▶ **EXERCISE**: Search the records for "audience" and copy each line that holds it.

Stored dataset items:
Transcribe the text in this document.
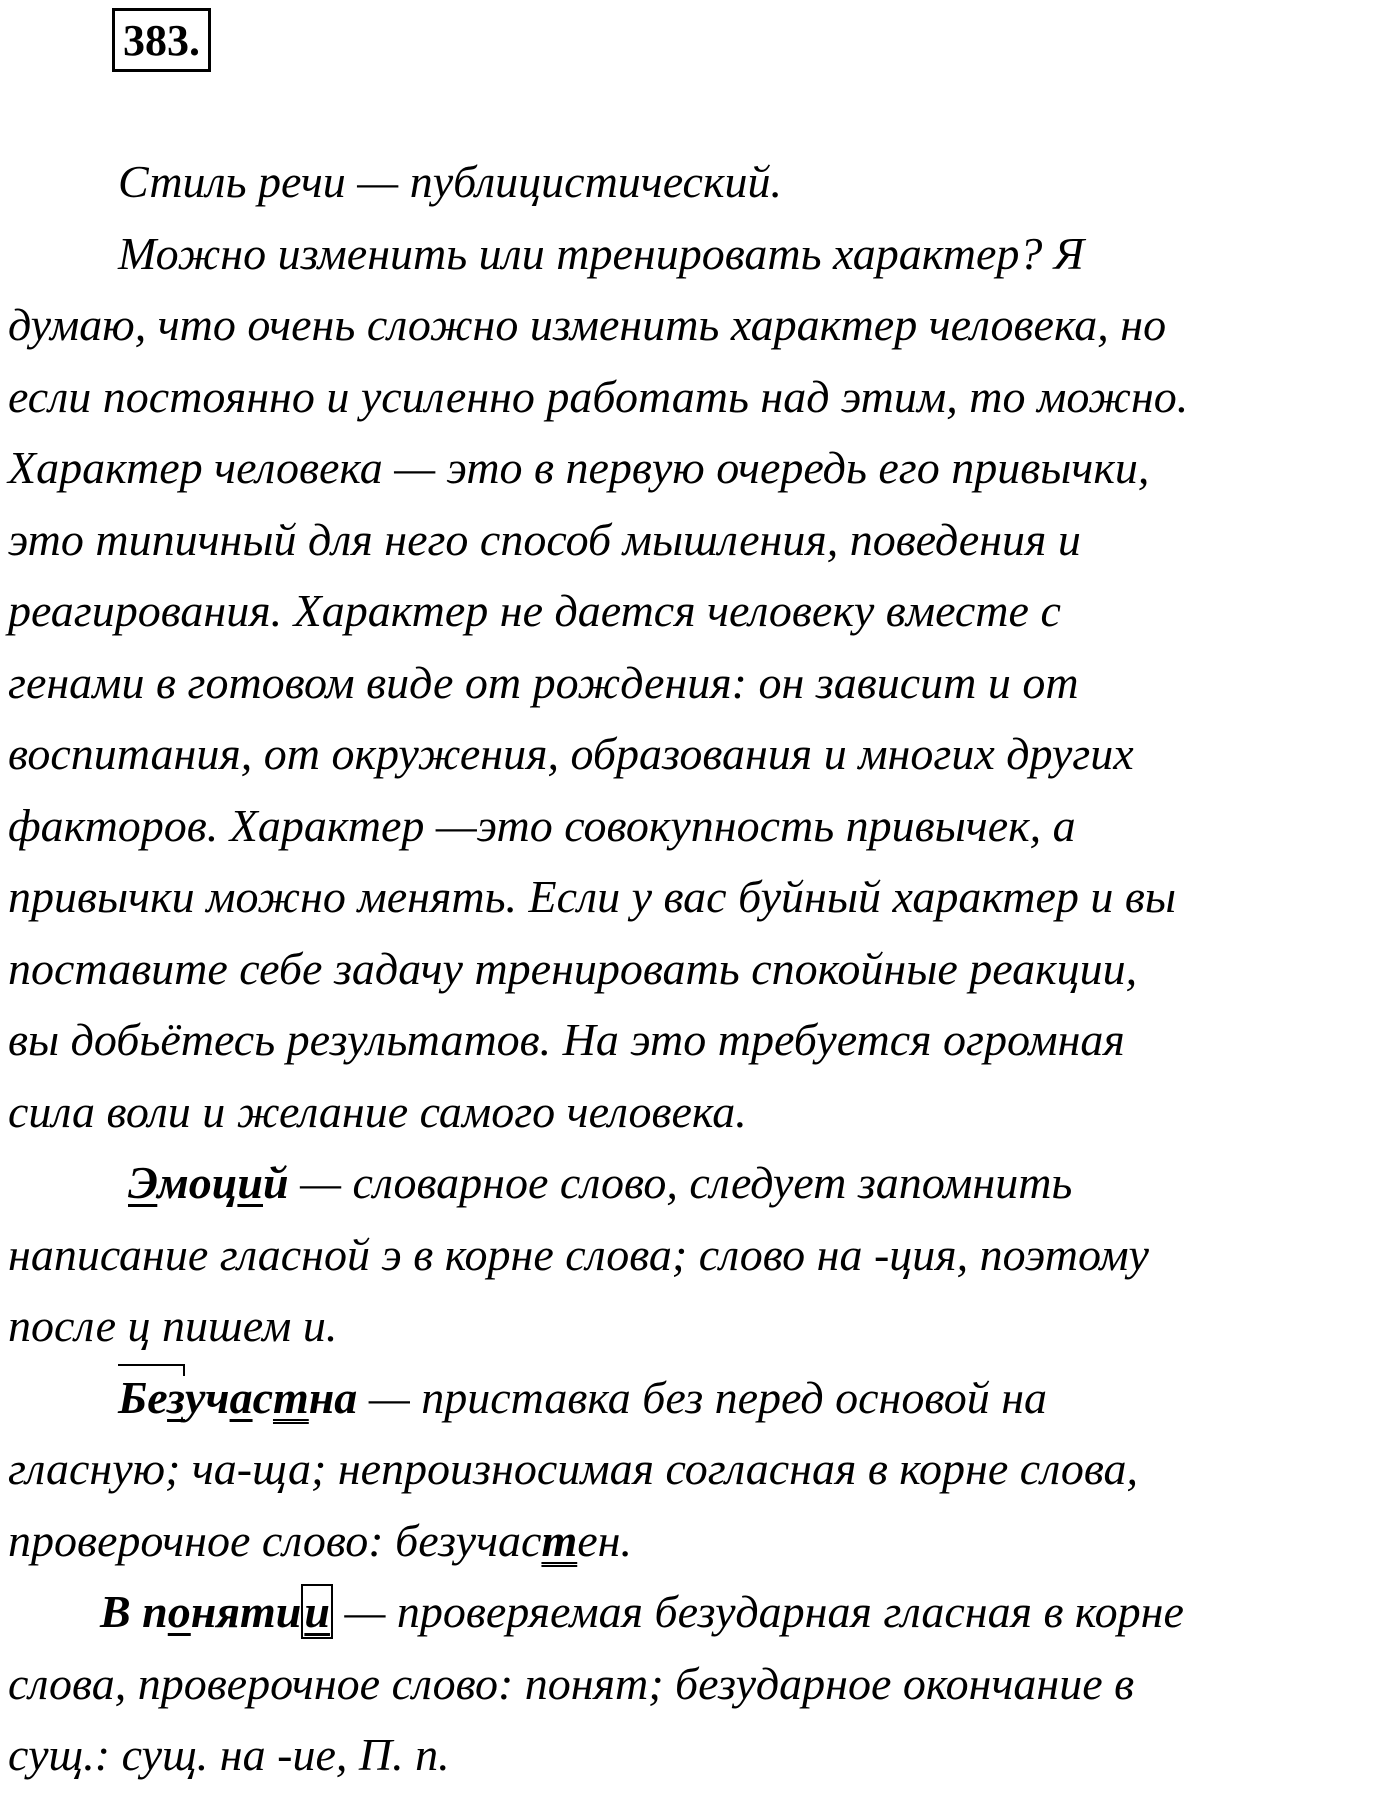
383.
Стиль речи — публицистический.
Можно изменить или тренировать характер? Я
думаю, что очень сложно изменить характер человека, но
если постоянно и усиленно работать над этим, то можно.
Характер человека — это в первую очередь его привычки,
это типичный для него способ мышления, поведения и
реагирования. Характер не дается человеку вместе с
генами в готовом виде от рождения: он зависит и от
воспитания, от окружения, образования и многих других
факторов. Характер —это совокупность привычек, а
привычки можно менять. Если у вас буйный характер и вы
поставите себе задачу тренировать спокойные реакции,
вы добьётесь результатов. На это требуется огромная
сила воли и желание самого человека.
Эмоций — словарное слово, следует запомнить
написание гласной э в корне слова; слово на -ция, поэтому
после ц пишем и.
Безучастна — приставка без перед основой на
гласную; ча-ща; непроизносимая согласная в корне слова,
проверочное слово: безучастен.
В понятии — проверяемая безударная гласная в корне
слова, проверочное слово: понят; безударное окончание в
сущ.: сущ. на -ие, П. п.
* * *
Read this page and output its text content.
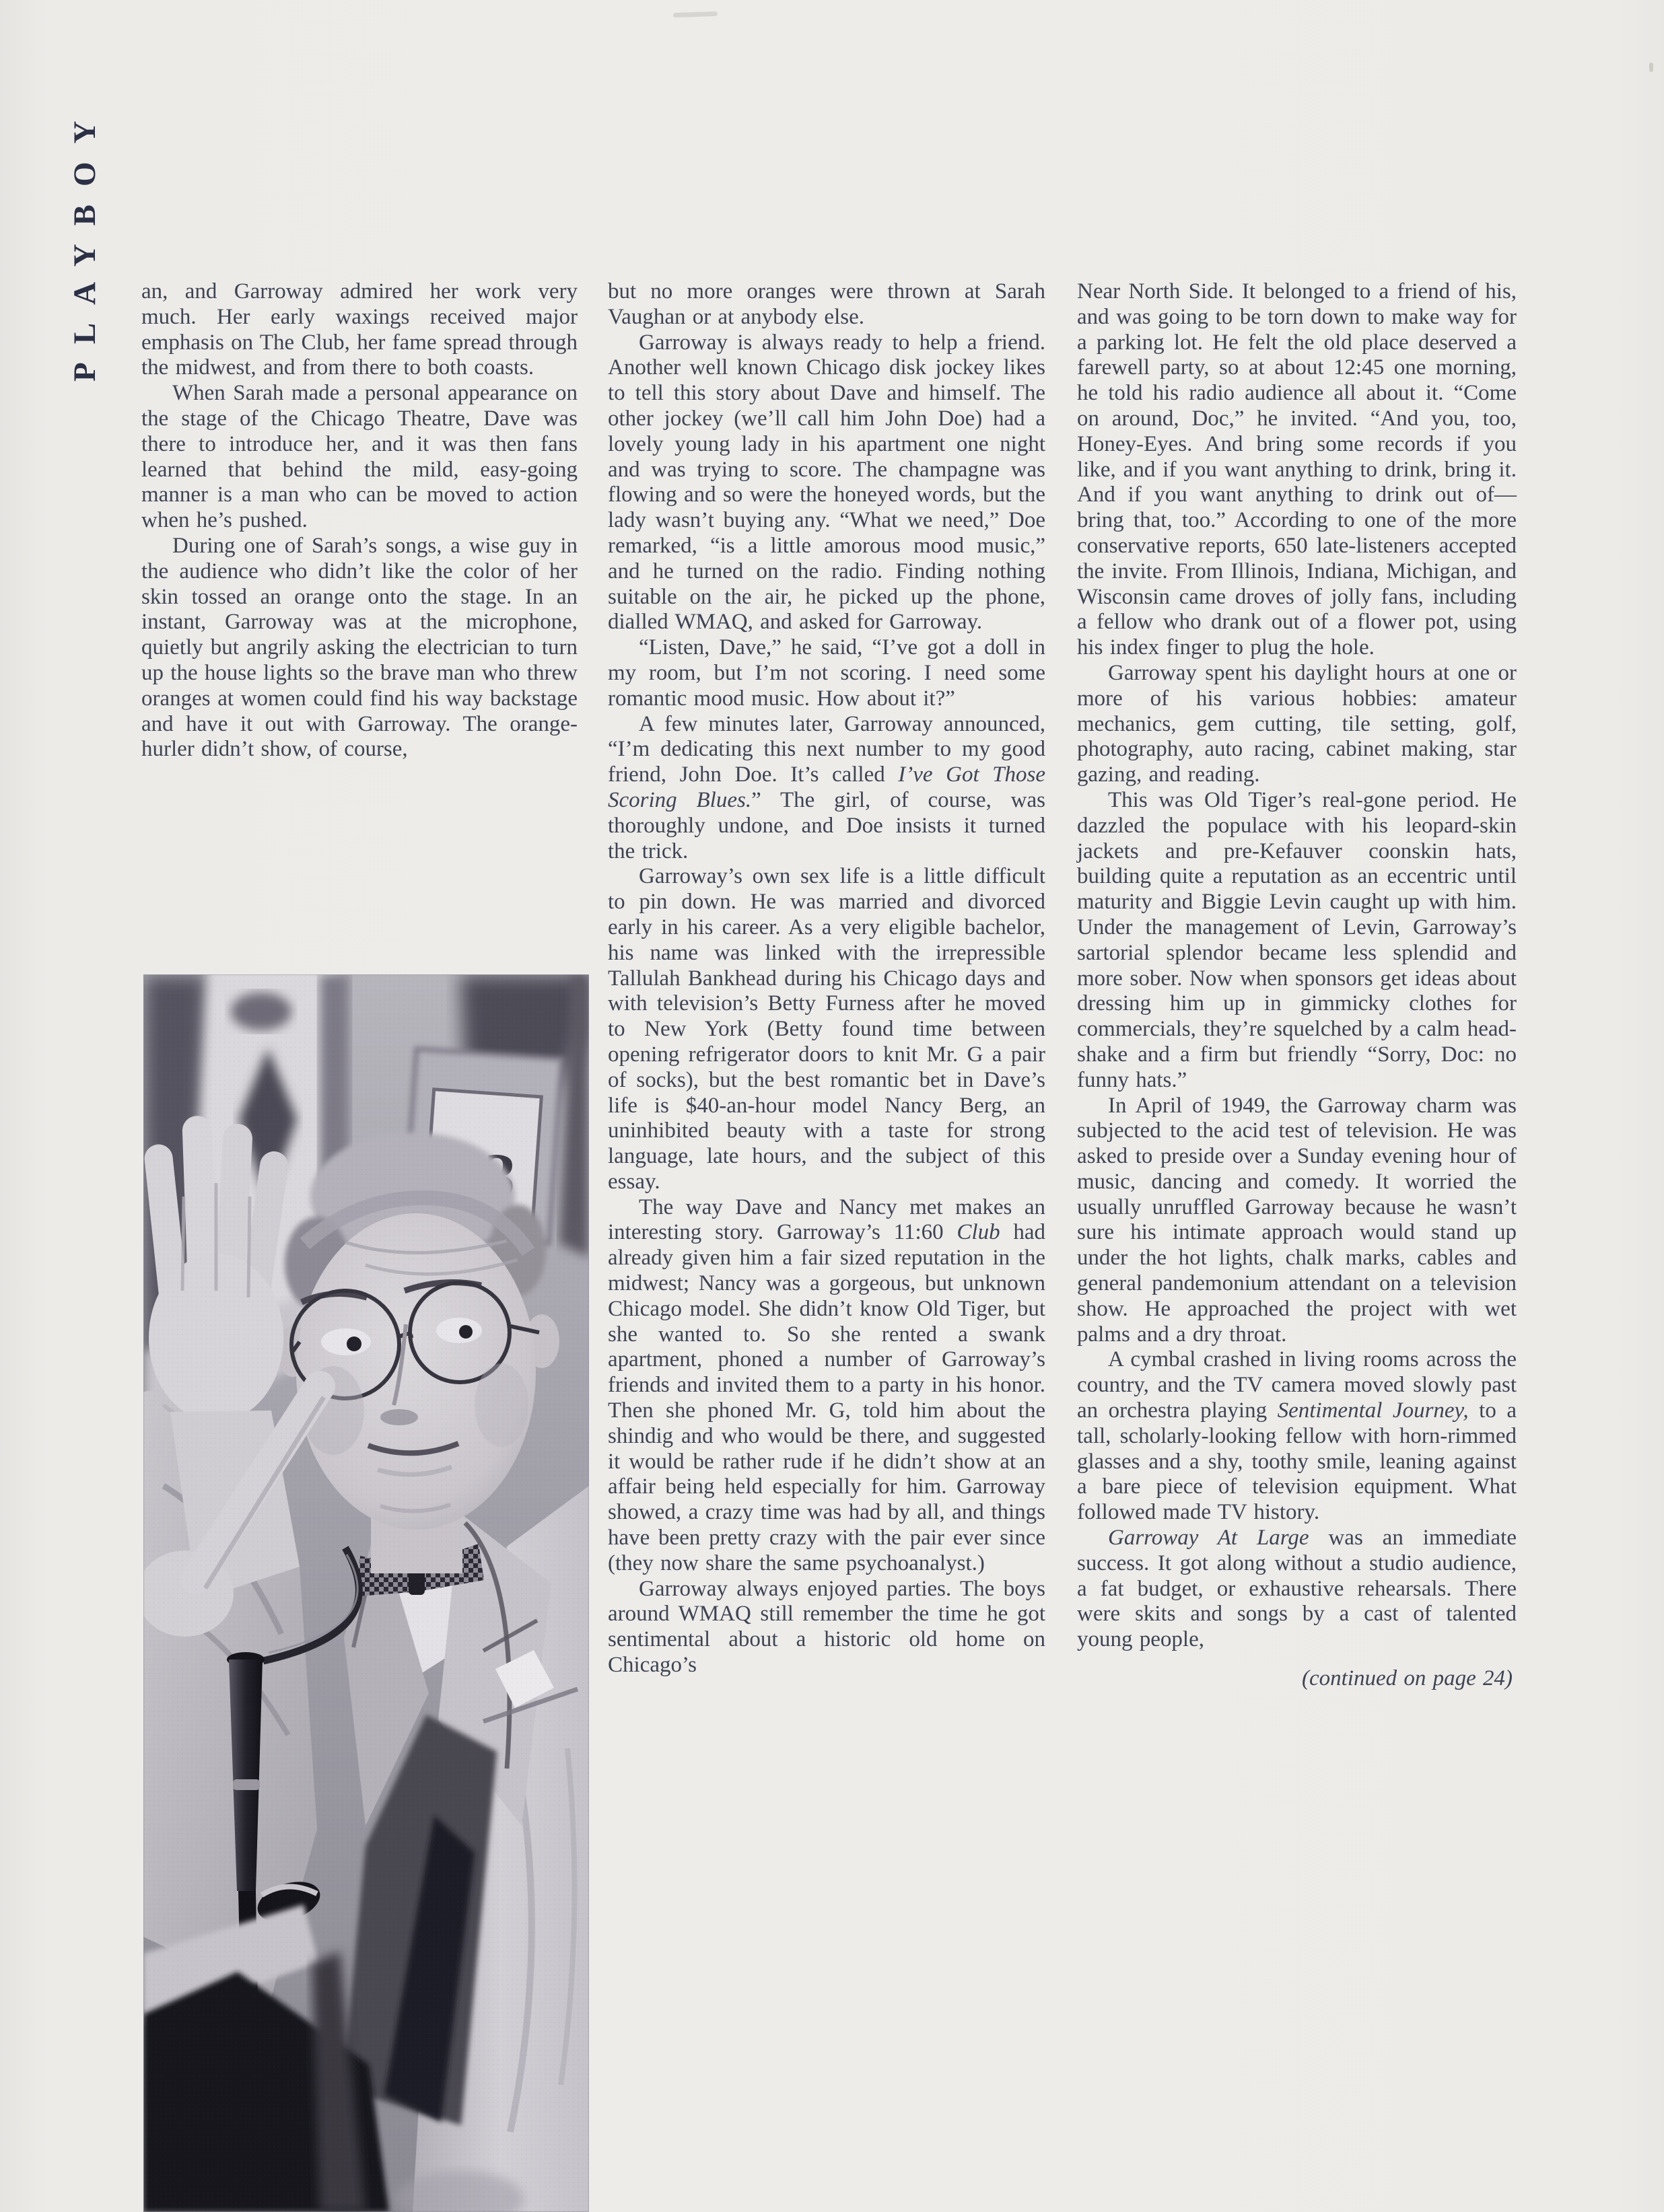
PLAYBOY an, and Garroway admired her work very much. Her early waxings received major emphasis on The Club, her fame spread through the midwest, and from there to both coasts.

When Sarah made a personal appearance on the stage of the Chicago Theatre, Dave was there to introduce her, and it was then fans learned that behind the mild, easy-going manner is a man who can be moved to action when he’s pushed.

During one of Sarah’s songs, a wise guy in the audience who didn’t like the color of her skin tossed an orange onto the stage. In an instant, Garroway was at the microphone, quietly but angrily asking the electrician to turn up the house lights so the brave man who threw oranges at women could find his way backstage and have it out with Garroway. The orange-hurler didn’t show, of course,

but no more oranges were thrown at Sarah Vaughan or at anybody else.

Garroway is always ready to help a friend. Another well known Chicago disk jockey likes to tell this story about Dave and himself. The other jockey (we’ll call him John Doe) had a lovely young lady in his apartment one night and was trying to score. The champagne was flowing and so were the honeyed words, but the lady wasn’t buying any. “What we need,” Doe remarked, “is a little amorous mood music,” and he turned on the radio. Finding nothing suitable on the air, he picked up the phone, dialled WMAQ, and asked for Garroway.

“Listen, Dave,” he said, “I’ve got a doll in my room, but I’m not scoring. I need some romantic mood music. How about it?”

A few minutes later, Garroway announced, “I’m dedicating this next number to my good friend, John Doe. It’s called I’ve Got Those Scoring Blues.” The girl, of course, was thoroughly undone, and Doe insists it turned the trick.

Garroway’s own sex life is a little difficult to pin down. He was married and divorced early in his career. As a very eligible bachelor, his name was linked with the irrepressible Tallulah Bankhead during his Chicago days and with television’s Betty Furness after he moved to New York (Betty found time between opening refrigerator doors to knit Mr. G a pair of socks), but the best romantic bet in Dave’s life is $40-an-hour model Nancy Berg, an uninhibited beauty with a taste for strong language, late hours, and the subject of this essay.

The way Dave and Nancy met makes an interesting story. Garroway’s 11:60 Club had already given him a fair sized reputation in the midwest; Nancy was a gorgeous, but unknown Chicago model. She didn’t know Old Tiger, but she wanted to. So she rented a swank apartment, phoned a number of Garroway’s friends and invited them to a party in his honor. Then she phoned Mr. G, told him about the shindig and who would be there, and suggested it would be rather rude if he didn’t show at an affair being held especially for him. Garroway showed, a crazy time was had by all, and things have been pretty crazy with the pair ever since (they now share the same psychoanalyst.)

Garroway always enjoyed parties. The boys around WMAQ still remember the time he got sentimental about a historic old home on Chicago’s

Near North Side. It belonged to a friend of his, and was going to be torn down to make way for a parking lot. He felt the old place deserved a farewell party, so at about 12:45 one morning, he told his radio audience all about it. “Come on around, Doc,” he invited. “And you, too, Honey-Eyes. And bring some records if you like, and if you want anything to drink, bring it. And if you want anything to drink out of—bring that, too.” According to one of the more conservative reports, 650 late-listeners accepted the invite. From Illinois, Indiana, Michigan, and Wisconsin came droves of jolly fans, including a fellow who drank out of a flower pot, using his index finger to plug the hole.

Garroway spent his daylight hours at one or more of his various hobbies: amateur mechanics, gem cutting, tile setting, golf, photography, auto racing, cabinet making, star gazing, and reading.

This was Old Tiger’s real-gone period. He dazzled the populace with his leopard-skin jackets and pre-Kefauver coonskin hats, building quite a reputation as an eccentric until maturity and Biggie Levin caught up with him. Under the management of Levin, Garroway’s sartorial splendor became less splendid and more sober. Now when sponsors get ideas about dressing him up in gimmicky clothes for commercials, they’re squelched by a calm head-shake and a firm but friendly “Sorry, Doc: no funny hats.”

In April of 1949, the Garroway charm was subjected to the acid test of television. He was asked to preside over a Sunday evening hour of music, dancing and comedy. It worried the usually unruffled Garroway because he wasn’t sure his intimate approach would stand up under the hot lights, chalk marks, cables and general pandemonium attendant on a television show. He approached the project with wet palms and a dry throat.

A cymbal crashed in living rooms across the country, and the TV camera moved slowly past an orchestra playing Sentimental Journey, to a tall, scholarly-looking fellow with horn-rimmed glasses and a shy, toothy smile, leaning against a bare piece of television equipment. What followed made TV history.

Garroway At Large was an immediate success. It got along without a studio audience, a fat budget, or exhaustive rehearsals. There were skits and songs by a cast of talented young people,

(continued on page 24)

▶ **TASK RESULT**:
During one of Sarah’s songs, a wise guy in the audience who didn’t like the color of her skin tossed an orange onto the stage. In an instant, Garroway was at the microphone, quietly but angrily asking the electrician to turn up the house lights so the brave man who threw oranges at women could find his way backstage and have it out with Garroway. The orange-hurler didn’t show, of course,
Near North Side. It belonged to a friend of his, and was going to be torn down to make way for a parking lot. He felt the old place deserved a farewell party, so at about 12:45 one morning, he told his radio audience all about it. “Come on around, Doc,” he invited. “And you, too, Honey-Eyes. And bring some records if you like, and if you want anything to drink, bring it. And if you want anything to drink out of—bring that, too.” According to one of the more conservative reports, 650 late-listeners accepted the invite. From Illinois, Indiana, Michigan, and Wisconsin came droves of jolly fans, including a fellow who drank out of a flower pot, using his index finger to plug the hole.
Garroway At Large was an immediate success. It got along without a studio audience, a fat budget, or exhaustive rehearsals. There were skits and songs by a cast of talented young people,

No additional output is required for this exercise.